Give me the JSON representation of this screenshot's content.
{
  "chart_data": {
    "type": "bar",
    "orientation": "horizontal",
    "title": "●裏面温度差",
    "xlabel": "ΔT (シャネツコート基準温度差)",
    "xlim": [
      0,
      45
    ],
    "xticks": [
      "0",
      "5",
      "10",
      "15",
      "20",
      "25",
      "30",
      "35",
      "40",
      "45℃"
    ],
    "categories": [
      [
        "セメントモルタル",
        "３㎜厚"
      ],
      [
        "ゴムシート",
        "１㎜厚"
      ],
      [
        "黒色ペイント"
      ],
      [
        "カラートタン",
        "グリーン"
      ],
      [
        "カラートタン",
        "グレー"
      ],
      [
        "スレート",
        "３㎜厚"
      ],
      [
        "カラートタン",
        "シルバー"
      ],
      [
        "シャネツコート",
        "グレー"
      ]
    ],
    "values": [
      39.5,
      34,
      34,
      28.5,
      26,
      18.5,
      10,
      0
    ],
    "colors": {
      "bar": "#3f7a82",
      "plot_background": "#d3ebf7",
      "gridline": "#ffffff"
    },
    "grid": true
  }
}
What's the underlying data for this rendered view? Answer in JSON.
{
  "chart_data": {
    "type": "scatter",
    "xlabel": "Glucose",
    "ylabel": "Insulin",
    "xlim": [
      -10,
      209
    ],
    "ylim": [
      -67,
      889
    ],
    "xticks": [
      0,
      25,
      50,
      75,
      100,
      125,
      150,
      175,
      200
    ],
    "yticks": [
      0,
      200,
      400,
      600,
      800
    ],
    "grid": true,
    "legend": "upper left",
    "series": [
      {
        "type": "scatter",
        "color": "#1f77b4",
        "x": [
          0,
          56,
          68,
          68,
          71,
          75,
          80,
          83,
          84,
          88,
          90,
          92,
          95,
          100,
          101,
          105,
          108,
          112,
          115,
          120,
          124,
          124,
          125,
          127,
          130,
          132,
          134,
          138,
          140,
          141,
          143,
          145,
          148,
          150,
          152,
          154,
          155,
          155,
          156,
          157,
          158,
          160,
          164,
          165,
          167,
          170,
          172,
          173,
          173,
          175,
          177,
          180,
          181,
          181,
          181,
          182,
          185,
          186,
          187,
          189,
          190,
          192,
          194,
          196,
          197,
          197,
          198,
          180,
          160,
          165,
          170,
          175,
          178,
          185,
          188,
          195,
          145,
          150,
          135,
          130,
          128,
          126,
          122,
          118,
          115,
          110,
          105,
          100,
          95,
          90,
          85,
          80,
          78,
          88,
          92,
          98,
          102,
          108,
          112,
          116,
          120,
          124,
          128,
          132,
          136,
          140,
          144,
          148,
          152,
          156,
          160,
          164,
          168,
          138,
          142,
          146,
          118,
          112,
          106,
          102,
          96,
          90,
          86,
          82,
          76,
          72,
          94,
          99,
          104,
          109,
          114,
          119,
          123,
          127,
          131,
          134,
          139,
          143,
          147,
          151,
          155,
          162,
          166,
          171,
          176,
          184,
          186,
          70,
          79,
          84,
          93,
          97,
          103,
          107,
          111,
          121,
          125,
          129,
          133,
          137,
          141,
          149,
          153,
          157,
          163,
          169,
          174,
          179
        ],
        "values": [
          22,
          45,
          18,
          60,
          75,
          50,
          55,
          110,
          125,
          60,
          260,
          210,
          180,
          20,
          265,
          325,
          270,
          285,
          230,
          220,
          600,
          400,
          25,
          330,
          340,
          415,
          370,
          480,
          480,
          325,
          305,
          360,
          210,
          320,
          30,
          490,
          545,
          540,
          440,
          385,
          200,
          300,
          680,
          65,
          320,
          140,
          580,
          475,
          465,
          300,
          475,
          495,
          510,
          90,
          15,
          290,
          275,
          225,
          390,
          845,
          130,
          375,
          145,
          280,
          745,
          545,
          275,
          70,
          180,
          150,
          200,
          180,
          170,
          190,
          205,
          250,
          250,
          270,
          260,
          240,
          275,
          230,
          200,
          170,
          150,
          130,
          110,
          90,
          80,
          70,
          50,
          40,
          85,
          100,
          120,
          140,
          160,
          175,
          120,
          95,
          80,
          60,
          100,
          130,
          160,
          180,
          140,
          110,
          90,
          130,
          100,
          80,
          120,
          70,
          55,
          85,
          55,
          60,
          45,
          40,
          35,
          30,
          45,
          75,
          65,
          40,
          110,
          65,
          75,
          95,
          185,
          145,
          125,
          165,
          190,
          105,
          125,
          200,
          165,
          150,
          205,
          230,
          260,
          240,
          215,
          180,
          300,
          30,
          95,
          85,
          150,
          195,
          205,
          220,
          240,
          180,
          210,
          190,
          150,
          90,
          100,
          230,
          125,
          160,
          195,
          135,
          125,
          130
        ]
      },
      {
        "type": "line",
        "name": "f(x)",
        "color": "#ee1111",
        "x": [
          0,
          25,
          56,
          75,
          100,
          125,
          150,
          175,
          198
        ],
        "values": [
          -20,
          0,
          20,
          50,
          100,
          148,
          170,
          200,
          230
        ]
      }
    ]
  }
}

********************

# Task details:
Give the entries once more, exactly as they appear.

# Output of the task:
Give me the JSON representation of this screenshot's content.
{
  "chart_data": {
    "type": "bar",
    "orientation": "horizontal",
    "title": "●裏面温度差",
    "xlabel": "ΔT (シャネツコート基準温度差)",
    "xlim": [
      0,
      45
    ],
    "xticks": [
      "0",
      "5",
      "10",
      "15",
      "20",
      "25",
      "30",
      "35",
      "40",
      "45℃"
    ],
    "categories": [
      [
        "セメントモルタル",
        "３㎜厚"
      ],
      [
        "ゴムシート",
        "１㎜厚"
      ],
      [
        "黒色ペイント"
      ],
      [
        "カラートタン",
        "グリーン"
      ],
      [
        "カラートタン",
        "グレー"
      ],
      [
        "スレート",
        "３㎜厚"
      ],
      [
        "カラートタン",
        "シルバー"
      ],
      [
        "シャネツコート",
        "グレー"
      ]
    ],
    "values": [
      39.5,
      34,
      34,
      28.5,
      26,
      18.5,
      10,
      0
    ],
    "colors": {
      "bar": "#3f7a82",
      "plot_background": "#d3ebf7",
      "gridline": "#ffffff"
    },
    "grid": true
  }
}
What's the underlying data for this rendered view? Answer in JSON.
{
  "chart_data": {
    "type": "scatter",
    "xlabel": "Glucose",
    "ylabel": "Insulin",
    "xlim": [
      -10,
      209
    ],
    "ylim": [
      -67,
      889
    ],
    "xticks": [
      0,
      25,
      50,
      75,
      100,
      125,
      150,
      175,
      200
    ],
    "yticks": [
      0,
      200,
      400,
      600,
      800
    ],
    "grid": true,
    "legend": "upper left",
    "series": [
      {
        "type": "scatter",
        "color": "#1f77b4",
        "x": [
          0,
          56,
          68,
          68,
          71,
          75,
          80,
          83,
          84,
          88,
          90,
          92,
          95,
          100,
          101,
          105,
          108,
          112,
          115,
          120,
          124,
          124,
          125,
          127,
          130,
          132,
          134,
          138,
          140,
          141,
          143,
          145,
          148,
          150,
          152,
          154,
          155,
          155,
          156,
          157,
          158,
          160,
          164,
          165,
          167,
          170,
          172,
          173,
          173,
          175,
          177,
          180,
          181,
          181,
          181,
          182,
          185,
          186,
          187,
          189,
          190,
          192,
          194,
          196,
          197,
          197,
          198,
          180,
          160,
          165,
          170,
          175,
          178,
          185,
          188,
          195,
          145,
          150,
          135,
          130,
          128,
          126,
          122,
          118,
          115,
          110,
          105,
          100,
          95,
          90,
          85,
          80,
          78,
          88,
          92,
          98,
          102,
          108,
          112,
          116,
          120,
          124,
          128,
          132,
          136,
          140,
          144,
          148,
          152,
          156,
          160,
          164,
          168,
          138,
          142,
          146,
          118,
          112,
          106,
          102,
          96,
          90,
          86,
          82,
          76,
          72,
          94,
          99,
          104,
          109,
          114,
          119,
          123,
          127,
          131,
          134,
          139,
          143,
          147,
          151,
          155,
          162,
          166,
          171,
          176,
          184,
          186,
          70,
          79,
          84,
          93,
          97,
          103,
          107,
          111,
          121,
          125,
          129,
          133,
          137,
          141,
          149,
          153,
          157,
          163,
          169,
          174,
          179
        ],
        "values": [
          22,
          45,
          18,
          60,
          75,
          50,
          55,
          110,
          125,
          60,
          260,
          210,
          180,
          20,
          265,
          325,
          270,
          285,
          230,
          220,
          600,
          400,
          25,
          330,
          340,
          415,
          370,
          480,
          480,
          325,
          305,
          360,
          210,
          320,
          30,
          490,
          545,
          540,
          440,
          385,
          200,
          300,
          680,
          65,
          320,
          140,
          580,
          475,
          465,
          300,
          475,
          495,
          510,
          90,
          15,
          290,
          275,
          225,
          390,
          845,
          130,
          375,
          145,
          280,
          745,
          545,
          275,
          70,
          180,
          150,
          200,
          180,
          170,
          190,
          205,
          250,
          250,
          270,
          260,
          240,
          275,
          230,
          200,
          170,
          150,
          130,
          110,
          90,
          80,
          70,
          50,
          40,
          85,
          100,
          120,
          140,
          160,
          175,
          120,
          95,
          80,
          60,
          100,
          130,
          160,
          180,
          140,
          110,
          90,
          130,
          100,
          80,
          120,
          70,
          55,
          85,
          55,
          60,
          45,
          40,
          35,
          30,
          45,
          75,
          65,
          40,
          110,
          65,
          75,
          95,
          185,
          145,
          125,
          165,
          190,
          105,
          125,
          200,
          165,
          150,
          205,
          230,
          260,
          240,
          215,
          180,
          300,
          30,
          95,
          85,
          150,
          195,
          205,
          220,
          240,
          180,
          210,
          190,
          150,
          90,
          100,
          230,
          125,
          160,
          195,
          135,
          125,
          130
        ]
      },
      {
        "type": "line",
        "name": "f(x)",
        "color": "#ee1111",
        "x": [
          0,
          25,
          56,
          75,
          100,
          125,
          150,
          175,
          198
        ],
        "values": [
          -20,
          0,
          20,
          50,
          100,
          148,
          170,
          200,
          230
        ]
      }
    ]
  }
}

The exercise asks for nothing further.